Description of the task:
Scan the material for the word "образованию", and copy each line where it shows up.

Saved entries:
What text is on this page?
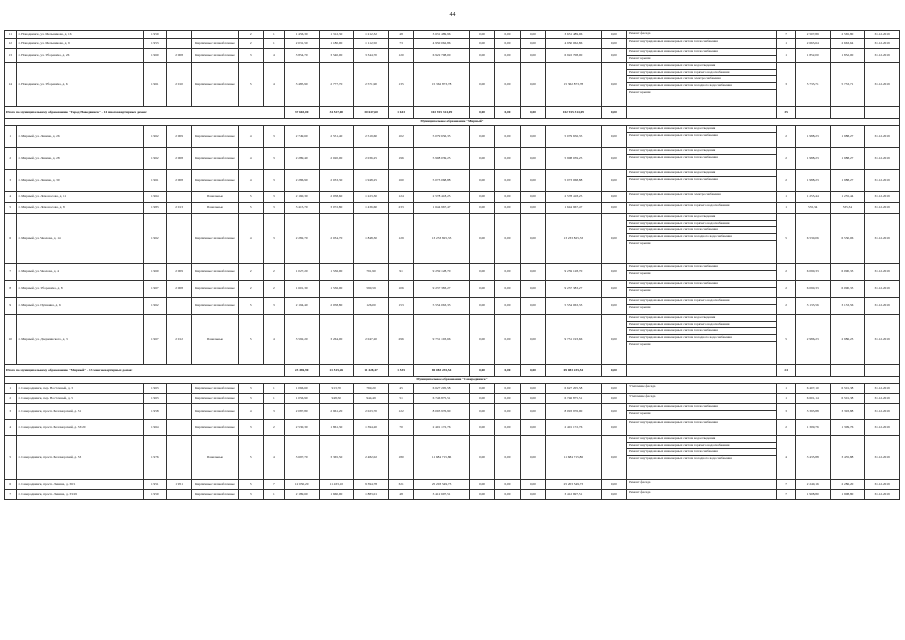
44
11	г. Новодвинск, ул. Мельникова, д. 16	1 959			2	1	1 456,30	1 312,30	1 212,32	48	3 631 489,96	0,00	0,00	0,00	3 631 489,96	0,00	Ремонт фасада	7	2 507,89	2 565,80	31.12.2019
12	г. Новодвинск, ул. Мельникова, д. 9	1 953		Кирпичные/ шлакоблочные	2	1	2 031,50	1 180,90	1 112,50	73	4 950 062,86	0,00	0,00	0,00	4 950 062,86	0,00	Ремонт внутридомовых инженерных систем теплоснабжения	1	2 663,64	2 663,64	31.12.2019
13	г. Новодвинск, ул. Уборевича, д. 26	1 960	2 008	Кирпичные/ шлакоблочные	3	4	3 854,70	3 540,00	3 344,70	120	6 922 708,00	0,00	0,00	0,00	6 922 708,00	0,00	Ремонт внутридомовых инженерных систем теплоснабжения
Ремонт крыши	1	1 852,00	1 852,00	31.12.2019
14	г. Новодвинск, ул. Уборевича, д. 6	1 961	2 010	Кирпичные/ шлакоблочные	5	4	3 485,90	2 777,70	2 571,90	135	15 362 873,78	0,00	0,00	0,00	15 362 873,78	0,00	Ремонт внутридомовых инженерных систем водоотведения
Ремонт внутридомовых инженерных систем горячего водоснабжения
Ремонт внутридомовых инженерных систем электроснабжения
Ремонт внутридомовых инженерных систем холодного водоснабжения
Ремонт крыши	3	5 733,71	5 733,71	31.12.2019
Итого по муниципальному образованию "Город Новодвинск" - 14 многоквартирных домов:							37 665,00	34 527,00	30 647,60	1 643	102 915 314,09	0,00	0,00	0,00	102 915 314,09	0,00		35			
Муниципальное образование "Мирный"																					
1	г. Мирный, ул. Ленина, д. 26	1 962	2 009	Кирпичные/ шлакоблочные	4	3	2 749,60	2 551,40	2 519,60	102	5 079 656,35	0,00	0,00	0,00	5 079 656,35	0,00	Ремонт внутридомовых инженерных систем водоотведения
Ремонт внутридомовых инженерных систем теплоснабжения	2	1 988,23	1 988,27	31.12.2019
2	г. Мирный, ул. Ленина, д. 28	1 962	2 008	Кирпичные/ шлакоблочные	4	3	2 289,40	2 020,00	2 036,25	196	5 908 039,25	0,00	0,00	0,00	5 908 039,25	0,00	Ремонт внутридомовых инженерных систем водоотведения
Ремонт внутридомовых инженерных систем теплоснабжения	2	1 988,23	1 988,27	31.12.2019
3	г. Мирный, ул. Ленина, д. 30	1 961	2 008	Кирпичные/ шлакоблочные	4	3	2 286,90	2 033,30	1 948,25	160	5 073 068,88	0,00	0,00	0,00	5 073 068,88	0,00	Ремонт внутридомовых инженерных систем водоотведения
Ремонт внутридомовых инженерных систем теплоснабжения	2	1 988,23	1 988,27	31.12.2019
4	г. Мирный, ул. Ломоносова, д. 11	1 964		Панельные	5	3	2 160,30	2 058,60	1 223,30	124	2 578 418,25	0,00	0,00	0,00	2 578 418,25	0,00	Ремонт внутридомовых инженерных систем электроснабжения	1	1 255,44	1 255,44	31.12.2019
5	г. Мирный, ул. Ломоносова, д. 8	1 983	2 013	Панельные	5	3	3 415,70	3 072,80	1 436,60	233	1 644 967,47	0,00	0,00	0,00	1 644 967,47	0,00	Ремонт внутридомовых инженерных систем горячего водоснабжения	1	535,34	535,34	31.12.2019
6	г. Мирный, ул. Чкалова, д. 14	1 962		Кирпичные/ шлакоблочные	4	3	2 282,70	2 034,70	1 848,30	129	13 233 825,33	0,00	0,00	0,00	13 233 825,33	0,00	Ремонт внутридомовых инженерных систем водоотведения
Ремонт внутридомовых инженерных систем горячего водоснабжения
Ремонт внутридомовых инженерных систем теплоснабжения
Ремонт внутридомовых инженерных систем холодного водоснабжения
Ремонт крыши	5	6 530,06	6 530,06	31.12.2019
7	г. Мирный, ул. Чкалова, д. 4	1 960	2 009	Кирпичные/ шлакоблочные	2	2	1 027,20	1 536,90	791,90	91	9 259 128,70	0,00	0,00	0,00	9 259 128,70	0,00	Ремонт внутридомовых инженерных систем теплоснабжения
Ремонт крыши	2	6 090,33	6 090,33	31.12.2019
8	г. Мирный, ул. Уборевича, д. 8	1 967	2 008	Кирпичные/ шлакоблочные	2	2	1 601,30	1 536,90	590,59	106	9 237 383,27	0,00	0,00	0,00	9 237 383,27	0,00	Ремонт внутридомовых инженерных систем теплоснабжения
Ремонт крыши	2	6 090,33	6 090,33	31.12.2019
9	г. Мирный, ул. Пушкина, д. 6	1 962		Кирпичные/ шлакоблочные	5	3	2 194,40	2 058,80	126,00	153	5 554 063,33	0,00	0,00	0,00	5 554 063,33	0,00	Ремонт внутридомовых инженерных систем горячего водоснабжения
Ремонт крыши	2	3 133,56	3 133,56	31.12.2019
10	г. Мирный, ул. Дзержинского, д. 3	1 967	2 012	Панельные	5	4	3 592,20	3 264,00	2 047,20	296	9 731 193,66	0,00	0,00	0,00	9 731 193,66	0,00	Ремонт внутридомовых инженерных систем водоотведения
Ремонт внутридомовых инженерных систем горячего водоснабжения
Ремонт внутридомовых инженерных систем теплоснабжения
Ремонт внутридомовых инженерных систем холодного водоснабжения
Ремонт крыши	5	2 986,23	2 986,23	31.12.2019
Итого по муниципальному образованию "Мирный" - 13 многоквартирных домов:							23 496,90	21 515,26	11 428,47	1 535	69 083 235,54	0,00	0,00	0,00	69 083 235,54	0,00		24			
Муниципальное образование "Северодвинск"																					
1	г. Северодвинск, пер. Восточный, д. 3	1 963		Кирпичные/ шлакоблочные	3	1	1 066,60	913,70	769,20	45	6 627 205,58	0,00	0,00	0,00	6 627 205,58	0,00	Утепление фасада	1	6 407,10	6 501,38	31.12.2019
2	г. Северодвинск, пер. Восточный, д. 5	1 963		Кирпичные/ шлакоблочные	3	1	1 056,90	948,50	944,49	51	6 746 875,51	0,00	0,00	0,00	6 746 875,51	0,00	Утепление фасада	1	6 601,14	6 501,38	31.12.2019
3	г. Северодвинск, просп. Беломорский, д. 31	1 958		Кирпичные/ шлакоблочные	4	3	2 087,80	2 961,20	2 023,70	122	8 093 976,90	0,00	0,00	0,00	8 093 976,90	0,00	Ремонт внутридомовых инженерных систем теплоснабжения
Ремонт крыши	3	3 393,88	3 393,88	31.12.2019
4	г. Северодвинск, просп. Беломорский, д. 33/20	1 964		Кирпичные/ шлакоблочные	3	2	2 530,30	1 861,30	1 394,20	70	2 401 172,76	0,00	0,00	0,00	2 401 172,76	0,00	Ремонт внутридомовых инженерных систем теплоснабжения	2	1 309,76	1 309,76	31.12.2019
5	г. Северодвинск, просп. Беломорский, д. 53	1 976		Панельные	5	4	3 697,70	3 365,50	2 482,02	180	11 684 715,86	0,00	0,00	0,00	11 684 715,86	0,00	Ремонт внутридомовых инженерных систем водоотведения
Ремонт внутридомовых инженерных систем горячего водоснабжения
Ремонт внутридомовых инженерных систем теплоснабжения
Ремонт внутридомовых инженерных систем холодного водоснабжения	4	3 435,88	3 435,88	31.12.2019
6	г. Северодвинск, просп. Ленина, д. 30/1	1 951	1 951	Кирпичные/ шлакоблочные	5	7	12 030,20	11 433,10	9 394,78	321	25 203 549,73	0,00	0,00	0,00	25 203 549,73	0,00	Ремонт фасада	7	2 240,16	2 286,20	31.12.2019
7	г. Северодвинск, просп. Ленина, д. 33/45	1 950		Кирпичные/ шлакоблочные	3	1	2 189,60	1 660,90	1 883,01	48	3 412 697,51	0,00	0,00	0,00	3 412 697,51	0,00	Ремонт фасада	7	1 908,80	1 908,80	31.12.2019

Result below:
Итого по муниципальному образованию "Город Новодвинск" - 14 многоквартирных домов:							37 665,00	34 527,00	30 647,60	1 643	102 915 314,09	0,00	0,00	0,00	102 915 314,09	0,00		35			
Итого по муниципальному образованию "Мирный" - 13 многоквартирных домов:							23 496,90	21 515,26	11 428,47	1 535	69 083 235,54	0,00	0,00	0,00	69 083 235,54	0,00		24			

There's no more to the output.